■ **PROMPT**
Will you extract the entries word for word? Images should not appear in the copy.

══ DATA SUPPLIED ══

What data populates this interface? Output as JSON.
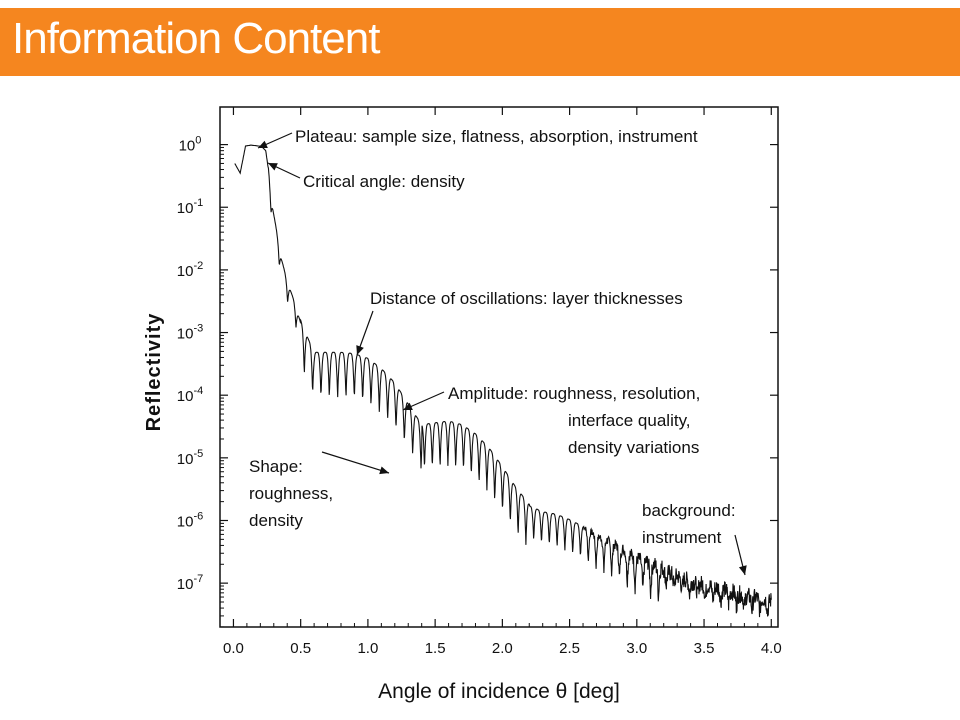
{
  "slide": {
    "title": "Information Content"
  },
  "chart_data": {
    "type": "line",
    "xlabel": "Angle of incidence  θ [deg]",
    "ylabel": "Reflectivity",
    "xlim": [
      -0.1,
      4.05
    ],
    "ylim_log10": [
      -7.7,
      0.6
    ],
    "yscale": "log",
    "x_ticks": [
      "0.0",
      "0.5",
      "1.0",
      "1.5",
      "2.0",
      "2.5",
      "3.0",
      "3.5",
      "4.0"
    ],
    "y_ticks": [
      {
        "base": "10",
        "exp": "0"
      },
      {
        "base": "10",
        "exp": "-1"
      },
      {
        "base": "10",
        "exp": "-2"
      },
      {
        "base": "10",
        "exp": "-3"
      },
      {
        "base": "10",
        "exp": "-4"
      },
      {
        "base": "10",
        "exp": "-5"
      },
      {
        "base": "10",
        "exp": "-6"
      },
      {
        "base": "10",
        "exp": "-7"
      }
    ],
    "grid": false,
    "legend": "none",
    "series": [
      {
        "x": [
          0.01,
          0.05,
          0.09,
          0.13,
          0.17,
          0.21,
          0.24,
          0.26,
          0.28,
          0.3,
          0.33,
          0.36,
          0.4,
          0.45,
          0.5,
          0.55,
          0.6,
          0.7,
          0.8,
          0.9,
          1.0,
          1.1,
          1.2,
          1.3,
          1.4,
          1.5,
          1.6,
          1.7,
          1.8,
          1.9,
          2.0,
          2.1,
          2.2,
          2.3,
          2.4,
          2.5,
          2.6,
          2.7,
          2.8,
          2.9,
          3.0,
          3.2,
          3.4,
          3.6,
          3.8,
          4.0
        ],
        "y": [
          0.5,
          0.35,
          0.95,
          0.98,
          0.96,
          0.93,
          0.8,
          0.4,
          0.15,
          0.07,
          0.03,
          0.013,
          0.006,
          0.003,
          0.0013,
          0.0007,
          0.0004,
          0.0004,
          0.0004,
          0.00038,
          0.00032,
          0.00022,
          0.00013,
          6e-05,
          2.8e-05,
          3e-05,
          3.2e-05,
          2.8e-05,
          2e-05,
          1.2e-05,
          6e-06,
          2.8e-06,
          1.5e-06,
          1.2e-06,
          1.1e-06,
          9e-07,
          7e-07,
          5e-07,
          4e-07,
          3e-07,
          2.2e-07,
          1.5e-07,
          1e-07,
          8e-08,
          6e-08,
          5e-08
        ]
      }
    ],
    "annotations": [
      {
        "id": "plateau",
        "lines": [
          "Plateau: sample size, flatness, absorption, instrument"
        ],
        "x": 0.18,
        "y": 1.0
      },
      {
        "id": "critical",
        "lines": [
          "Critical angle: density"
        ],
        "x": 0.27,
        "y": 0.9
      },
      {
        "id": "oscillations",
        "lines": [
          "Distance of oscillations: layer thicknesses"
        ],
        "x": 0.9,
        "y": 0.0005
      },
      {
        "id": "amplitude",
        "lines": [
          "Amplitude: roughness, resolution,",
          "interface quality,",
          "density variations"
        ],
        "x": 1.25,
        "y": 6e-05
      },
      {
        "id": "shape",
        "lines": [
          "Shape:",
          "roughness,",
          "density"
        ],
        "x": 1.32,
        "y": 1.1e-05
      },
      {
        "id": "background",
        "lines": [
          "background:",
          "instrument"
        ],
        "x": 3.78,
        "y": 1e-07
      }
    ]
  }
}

═══

■ **CORRECT RESPONSE**
What data populates this interface? Output as JSON.
{
  "slide": {
    "title": "Information Content"
  },
  "chart_data": {
    "type": "line",
    "xlabel": "Angle of incidence  θ [deg]",
    "ylabel": "Reflectivity",
    "xlim": [
      -0.1,
      4.05
    ],
    "ylim_log10": [
      -7.7,
      0.6
    ],
    "yscale": "log",
    "x_ticks": [
      "0.0",
      "0.5",
      "1.0",
      "1.5",
      "2.0",
      "2.5",
      "3.0",
      "3.5",
      "4.0"
    ],
    "y_ticks": [
      {
        "base": "10",
        "exp": "0"
      },
      {
        "base": "10",
        "exp": "-1"
      },
      {
        "base": "10",
        "exp": "-2"
      },
      {
        "base": "10",
        "exp": "-3"
      },
      {
        "base": "10",
        "exp": "-4"
      },
      {
        "base": "10",
        "exp": "-5"
      },
      {
        "base": "10",
        "exp": "-6"
      },
      {
        "base": "10",
        "exp": "-7"
      }
    ],
    "grid": false,
    "legend": "none",
    "series": [
      {
        "x": [
          0.01,
          0.05,
          0.09,
          0.13,
          0.17,
          0.21,
          0.24,
          0.26,
          0.28,
          0.3,
          0.33,
          0.36,
          0.4,
          0.45,
          0.5,
          0.55,
          0.6,
          0.7,
          0.8,
          0.9,
          1.0,
          1.1,
          1.2,
          1.3,
          1.4,
          1.5,
          1.6,
          1.7,
          1.8,
          1.9,
          2.0,
          2.1,
          2.2,
          2.3,
          2.4,
          2.5,
          2.6,
          2.7,
          2.8,
          2.9,
          3.0,
          3.2,
          3.4,
          3.6,
          3.8,
          4.0
        ],
        "y": [
          0.5,
          0.35,
          0.95,
          0.98,
          0.96,
          0.93,
          0.8,
          0.4,
          0.15,
          0.07,
          0.03,
          0.013,
          0.006,
          0.003,
          0.0013,
          0.0007,
          0.0004,
          0.0004,
          0.0004,
          0.00038,
          0.00032,
          0.00022,
          0.00013,
          6e-05,
          2.8e-05,
          3e-05,
          3.2e-05,
          2.8e-05,
          2e-05,
          1.2e-05,
          6e-06,
          2.8e-06,
          1.5e-06,
          1.2e-06,
          1.1e-06,
          9e-07,
          7e-07,
          5e-07,
          4e-07,
          3e-07,
          2.2e-07,
          1.5e-07,
          1e-07,
          8e-08,
          6e-08,
          5e-08
        ]
      }
    ],
    "annotations": [
      {
        "id": "plateau",
        "lines": [
          "Plateau: sample size, flatness, absorption, instrument"
        ],
        "x": 0.18,
        "y": 1.0
      },
      {
        "id": "critical",
        "lines": [
          "Critical angle: density"
        ],
        "x": 0.27,
        "y": 0.9
      },
      {
        "id": "oscillations",
        "lines": [
          "Distance of oscillations: layer thicknesses"
        ],
        "x": 0.9,
        "y": 0.0005
      },
      {
        "id": "amplitude",
        "lines": [
          "Amplitude: roughness, resolution,",
          "interface quality,",
          "density variations"
        ],
        "x": 1.25,
        "y": 6e-05
      },
      {
        "id": "shape",
        "lines": [
          "Shape:",
          "roughness,",
          "density"
        ],
        "x": 1.32,
        "y": 1.1e-05
      },
      {
        "id": "background",
        "lines": [
          "background:",
          "instrument"
        ],
        "x": 3.78,
        "y": 1e-07
      }
    ]
  }
}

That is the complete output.